P.S. Before you send that hate mail, realize I have not eaten any animal, let alone a kitten, in over 20 years. I’m one of those wackos who can’t see the obvious difference between a kitten and a calf or piglet. :p


  1. Meow!

  2. Disturbing analogy! But true. 🙂

    I do this frequently. That’s why they love me.

  3. Yes, indeed. Just do it.

  4. Bernie Siben says

    “Giving them a head start” — I always wondered where that phrase came from. Thanks so much for filling that knowledge gap for me. By the way, does it make me a terrible person that I laughed out loud while reading this? Twice?

    • Matt Handal says

      No, I don’t think it makes you a terrible person. If it made you hungry…that would be an indication you might be a terrible person.

      Either way, at HEE we help…we do not judge! 🙂

  5. Jane Gertler says

    Caught and held my attention, Matt, well done!

  6. Matt,

    Although your analogy was a little alarming at first, there is soo much truth to this article. I’ve had the same experience – it’s the only way to get things done!

  7. Then I’m a bad person. It made me hungry, for more work at least. Nice job Matt.

  8. Dana Galvin Lancour says

    Matt – I just had the opportunity to read this and it is awesome! What a great analogy – slightly disturbing at times – but really drove the point home!

    Thanks for all that you do and take the time to write about!


  9. Matt – GREAT JOB! I started that same process about 6 years ago and it definitely works – they bristle at the thought of a blank page, so if I give them MY take on it (which is almost guaranteed to be wrong), they can hack away, feel good about themselves, and expound on their expertise. Works like a charm – great article and LOVE the ‘head’ start on the kittens – perfect! (What is NOT perfect however, if your consistent spelling of ‘thier’ which basically does not exist in the dictionary ;->). Keep up the great work!

    • Matt Handal says

      Urrg! I really thought my use of PhraseExpress and TextExpander snippets had eliminated that ugly “thier” habit. I didn’t think to put a keyboard shortcut in my iPhone settings to combat this.

      Thank you for letting me know!

  10. Karman Cates says

    As someone who also doesn’t eat real faces, I read your post with my hands over my face, peaking through my fingers, but also giggling. I think your vivid imagery will help me remember this universal truth in the beginning of the proposal process instead of waiting for the missed deadline to provide the headless corpse. Cute kitten pictures drive it home!

  11. Cindy Olsen says

    This is by far the best way I have ever been able to get someone to send me information that I desperately need. That, along with the “if I don’t hear from you by 4 p.m., this is the response that will be included in the proposal,” comment really helps them understand that it’s now or never!

• [Using the information]
(A) In the comment thread, the paragraph that begins "Matt – GREAT JOB!" says the commenter's method works. In one to three sentences, explain why it works according to that commenter.
(B) Rewrite the comment thread paragraph that begins "This is by far the best way" in a shorter form, keeping its main facts.

• [Dataset entries]
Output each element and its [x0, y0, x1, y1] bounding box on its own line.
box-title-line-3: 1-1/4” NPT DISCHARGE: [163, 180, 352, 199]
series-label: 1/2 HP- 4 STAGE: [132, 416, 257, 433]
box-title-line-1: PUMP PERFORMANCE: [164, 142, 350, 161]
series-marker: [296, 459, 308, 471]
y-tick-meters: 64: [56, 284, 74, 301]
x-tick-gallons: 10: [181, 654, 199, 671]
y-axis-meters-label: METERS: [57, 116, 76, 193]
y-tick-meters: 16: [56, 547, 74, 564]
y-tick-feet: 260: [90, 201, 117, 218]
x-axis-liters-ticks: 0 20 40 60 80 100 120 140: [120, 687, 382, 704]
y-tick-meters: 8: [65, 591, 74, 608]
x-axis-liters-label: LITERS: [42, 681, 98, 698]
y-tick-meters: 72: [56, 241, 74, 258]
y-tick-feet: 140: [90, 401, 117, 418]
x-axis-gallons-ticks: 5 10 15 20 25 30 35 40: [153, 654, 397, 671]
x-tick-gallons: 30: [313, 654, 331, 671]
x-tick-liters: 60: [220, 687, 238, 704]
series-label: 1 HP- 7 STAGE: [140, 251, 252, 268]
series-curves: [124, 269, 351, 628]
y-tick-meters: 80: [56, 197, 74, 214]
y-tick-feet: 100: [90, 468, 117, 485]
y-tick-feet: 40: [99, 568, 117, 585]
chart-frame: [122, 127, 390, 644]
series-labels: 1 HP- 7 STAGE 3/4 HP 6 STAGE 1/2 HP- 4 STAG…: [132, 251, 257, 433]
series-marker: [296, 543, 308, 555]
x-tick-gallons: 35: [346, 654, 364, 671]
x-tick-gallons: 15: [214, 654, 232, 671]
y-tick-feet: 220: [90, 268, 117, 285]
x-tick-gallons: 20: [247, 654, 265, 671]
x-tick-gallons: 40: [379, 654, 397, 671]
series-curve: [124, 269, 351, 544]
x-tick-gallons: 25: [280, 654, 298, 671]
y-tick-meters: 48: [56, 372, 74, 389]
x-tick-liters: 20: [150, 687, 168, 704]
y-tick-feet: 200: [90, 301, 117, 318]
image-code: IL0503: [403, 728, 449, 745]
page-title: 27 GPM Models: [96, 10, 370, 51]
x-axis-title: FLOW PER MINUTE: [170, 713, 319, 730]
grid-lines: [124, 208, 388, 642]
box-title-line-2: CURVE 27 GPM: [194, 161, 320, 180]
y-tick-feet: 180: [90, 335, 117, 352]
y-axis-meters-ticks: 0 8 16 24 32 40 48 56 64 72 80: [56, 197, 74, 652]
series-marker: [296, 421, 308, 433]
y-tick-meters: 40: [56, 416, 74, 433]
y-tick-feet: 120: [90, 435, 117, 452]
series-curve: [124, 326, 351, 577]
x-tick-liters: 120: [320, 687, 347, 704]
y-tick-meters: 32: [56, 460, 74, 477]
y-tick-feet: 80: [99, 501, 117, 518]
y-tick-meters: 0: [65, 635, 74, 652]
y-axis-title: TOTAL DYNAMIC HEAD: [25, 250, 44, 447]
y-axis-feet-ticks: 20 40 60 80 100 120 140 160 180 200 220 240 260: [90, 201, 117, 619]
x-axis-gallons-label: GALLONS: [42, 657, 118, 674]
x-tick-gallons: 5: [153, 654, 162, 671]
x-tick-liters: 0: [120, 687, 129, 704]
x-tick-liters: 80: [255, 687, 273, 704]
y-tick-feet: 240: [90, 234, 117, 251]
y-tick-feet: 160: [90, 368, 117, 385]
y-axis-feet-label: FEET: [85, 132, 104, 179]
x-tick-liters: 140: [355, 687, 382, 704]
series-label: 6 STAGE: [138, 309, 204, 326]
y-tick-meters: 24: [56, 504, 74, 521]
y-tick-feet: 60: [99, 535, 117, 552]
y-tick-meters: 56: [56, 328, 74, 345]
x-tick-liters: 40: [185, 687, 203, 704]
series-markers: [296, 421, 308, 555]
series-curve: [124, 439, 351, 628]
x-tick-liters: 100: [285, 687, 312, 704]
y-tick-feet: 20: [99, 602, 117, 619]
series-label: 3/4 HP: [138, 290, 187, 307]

• [Solutions below]
(A) People bristle at the thought of a blank page. When the commenter gives them their own take, which is almost guaranteed to be wrong, they can hack away at it, feel good about themselves, and expound on their expertise.

(B) The commenter calls this the best way they have found to get people to send badly needed information. Adding a note that, without a reply by 4 p.m., a given response will go into the proposal helps people see it is now or never.